■ Records supplied
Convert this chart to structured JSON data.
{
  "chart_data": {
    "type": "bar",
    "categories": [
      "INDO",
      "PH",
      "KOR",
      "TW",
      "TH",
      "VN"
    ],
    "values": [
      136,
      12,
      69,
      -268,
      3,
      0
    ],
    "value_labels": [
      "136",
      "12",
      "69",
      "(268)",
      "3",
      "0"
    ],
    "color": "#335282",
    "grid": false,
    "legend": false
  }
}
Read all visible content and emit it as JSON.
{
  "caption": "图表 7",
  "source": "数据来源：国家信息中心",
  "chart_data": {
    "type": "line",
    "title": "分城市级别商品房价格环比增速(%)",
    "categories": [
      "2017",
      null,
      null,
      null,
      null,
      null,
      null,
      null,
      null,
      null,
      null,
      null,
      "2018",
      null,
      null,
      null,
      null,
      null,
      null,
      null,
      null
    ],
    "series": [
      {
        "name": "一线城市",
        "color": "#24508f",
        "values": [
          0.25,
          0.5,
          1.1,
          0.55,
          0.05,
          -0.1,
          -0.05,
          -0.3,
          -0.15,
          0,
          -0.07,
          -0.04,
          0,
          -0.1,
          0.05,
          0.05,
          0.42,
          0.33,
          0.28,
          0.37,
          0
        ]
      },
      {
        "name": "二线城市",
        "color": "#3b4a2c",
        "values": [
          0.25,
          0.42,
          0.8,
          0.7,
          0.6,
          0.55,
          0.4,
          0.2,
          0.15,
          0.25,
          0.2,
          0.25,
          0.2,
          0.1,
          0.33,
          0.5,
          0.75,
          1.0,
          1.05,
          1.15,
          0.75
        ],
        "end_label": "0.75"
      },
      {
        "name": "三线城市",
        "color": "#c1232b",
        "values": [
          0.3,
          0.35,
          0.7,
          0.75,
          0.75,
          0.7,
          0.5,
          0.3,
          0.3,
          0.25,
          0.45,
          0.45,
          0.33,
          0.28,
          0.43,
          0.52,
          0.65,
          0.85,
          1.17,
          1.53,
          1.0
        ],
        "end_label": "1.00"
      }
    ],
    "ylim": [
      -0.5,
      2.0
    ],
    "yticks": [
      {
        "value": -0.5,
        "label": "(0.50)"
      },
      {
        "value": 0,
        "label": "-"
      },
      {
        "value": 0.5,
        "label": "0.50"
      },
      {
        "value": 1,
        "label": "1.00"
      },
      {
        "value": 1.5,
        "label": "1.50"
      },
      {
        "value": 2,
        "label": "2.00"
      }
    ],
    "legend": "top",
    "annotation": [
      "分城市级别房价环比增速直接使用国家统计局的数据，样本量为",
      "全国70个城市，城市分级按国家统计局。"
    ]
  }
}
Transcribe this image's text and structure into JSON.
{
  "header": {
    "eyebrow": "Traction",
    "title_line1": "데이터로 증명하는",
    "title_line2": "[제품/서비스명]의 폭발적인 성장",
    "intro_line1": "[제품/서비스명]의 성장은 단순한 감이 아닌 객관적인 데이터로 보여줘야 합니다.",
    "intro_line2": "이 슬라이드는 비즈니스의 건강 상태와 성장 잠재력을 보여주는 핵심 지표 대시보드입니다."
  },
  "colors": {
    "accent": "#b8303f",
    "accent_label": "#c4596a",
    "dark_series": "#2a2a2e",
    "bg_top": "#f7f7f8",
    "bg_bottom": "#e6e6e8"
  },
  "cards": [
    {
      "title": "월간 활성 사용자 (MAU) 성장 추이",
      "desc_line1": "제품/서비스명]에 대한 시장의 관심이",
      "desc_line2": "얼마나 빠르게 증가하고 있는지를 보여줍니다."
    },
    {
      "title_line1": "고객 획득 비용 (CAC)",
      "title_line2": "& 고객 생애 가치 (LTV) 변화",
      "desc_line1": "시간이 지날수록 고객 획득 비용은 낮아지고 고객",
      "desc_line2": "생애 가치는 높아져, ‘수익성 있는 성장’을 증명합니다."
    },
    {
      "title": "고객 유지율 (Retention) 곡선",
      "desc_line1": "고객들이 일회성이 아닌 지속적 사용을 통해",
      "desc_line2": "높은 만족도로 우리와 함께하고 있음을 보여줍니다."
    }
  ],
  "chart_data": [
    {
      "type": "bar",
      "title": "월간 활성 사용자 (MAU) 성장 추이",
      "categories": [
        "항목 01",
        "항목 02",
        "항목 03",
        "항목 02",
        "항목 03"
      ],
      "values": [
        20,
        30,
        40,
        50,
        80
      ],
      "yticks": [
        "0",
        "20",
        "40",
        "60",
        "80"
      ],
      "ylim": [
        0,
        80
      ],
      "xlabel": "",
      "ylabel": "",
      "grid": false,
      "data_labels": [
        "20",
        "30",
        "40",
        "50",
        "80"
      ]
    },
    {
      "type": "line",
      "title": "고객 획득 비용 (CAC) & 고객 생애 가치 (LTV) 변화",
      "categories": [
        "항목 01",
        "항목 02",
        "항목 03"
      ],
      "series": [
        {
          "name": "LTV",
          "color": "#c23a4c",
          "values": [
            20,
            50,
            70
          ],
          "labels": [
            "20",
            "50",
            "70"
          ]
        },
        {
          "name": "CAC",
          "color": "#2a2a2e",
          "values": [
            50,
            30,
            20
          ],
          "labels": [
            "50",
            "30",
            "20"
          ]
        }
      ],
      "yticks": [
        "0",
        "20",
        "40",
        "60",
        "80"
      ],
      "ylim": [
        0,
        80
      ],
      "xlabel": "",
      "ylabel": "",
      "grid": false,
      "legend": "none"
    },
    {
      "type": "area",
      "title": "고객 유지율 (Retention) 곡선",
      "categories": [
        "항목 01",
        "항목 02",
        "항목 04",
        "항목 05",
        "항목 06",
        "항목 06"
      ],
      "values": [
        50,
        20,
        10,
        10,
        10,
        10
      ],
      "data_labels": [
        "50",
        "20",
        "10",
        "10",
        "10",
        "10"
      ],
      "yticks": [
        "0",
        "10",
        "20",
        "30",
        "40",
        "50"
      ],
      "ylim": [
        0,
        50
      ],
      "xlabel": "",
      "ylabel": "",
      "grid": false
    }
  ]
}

■ Exercise objective
Search the data above for lines holding "legend" and copy each of them.

■ Answer to this exercise
    "legend": false
    "legend": "top",
      "legend": "none"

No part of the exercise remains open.